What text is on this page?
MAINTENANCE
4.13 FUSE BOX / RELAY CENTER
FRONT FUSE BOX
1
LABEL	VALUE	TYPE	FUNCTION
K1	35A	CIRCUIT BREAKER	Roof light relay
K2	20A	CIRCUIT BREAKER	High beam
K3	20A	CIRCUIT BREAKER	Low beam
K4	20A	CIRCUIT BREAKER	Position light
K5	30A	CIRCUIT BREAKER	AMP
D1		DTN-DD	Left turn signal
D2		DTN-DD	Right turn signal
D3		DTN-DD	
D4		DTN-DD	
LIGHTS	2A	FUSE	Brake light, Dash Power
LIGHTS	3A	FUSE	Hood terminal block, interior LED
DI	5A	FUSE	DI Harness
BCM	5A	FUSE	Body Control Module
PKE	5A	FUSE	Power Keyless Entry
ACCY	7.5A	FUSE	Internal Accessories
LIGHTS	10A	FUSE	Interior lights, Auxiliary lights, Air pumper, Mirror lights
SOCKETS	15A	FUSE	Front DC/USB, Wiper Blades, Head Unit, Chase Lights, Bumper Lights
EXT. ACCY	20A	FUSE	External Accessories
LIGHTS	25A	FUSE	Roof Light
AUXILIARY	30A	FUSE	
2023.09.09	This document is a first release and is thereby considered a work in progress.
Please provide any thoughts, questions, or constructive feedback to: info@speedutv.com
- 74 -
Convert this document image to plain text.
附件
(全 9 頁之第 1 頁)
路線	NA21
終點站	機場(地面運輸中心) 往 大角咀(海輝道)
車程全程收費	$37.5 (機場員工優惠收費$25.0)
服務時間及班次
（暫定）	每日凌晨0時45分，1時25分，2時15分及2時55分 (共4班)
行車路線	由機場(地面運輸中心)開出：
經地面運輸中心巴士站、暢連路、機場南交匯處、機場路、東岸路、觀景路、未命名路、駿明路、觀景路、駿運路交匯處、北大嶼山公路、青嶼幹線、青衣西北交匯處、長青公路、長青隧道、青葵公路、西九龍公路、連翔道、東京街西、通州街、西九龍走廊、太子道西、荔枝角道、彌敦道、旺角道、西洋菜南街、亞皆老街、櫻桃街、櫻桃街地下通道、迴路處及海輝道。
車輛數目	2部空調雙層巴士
◇ ◇ ◇
SET TASK »
Count each line with "document" in it and report that figure by itself.

PROBLEM SOLUTION »
2